• Supplied material:
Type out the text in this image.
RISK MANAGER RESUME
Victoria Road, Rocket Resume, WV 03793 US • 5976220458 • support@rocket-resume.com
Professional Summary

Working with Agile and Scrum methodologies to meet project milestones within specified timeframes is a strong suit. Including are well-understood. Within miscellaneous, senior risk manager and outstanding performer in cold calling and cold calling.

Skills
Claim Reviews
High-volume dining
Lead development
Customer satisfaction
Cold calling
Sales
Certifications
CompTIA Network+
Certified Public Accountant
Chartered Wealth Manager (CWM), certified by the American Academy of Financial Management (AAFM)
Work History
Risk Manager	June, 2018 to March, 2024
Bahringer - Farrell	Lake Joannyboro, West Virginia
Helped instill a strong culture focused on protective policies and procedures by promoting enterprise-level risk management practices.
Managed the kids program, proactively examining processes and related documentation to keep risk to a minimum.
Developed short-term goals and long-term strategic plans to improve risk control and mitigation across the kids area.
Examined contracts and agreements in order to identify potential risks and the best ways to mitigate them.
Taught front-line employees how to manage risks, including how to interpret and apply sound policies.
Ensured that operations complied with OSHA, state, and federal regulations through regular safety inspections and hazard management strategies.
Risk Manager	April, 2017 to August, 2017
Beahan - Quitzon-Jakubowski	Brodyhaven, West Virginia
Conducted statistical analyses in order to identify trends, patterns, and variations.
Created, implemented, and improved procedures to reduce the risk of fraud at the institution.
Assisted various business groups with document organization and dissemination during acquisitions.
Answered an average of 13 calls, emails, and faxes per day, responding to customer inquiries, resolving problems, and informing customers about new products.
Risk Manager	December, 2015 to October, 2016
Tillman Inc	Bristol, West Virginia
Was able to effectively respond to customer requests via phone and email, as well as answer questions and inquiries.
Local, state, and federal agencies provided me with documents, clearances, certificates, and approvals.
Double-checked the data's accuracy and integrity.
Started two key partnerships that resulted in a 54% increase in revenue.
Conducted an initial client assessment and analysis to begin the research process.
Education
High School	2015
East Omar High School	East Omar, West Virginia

• Prompt: Each record above must be given again exactly.

• Worked answer:
Type out the text in this image.
RISK MANAGER RESUME
Victoria Road, Rocket Resume, WV 03793 US • 5976220458 • support@rocket-resume.com
Professional Summary

Working with Agile and Scrum methodologies to meet project milestones within specified timeframes is a strong suit. Including are well-understood. Within miscellaneous, senior risk manager and outstanding performer in cold calling and cold calling.

Skills
Claim Reviews
High-volume dining
Lead development
Customer satisfaction
Cold calling
Sales
Certifications
CompTIA Network+
Certified Public Accountant
Chartered Wealth Manager (CWM), certified by the American Academy of Financial Management (AAFM)
Work History
Risk Manager	June, 2018 to March, 2024
Bahringer - Farrell	Lake Joannyboro, West Virginia
Helped instill a strong culture focused on protective policies and procedures by promoting enterprise-level risk management practices.
Managed the kids program, proactively examining processes and related documentation to keep risk to a minimum.
Developed short-term goals and long-term strategic plans to improve risk control and mitigation across the kids area.
Examined contracts and agreements in order to identify potential risks and the best ways to mitigate them.
Taught front-line employees how to manage risks, including how to interpret and apply sound policies.
Ensured that operations complied with OSHA, state, and federal regulations through regular safety inspections and hazard management strategies.
Risk Manager	April, 2017 to August, 2017
Beahan - Quitzon-Jakubowski	Brodyhaven, West Virginia
Conducted statistical analyses in order to identify trends, patterns, and variations.
Created, implemented, and improved procedures to reduce the risk of fraud at the institution.
Assisted various business groups with document organization and dissemination during acquisitions.
Answered an average of 13 calls, emails, and faxes per day, responding to customer inquiries, resolving problems, and informing customers about new products.
Risk Manager	December, 2015 to October, 2016
Tillman Inc	Bristol, West Virginia
Was able to effectively respond to customer requests via phone and email, as well as answer questions and inquiries.
Local, state, and federal agencies provided me with documents, clearances, certificates, and approvals.
Double-checked the data's accuracy and integrity.
Started two key partnerships that resulted in a 54% increase in revenue.
Conducted an initial client assessment and analysis to begin the research process.
Education
High School	2015
East Omar High School	East Omar, West Virginia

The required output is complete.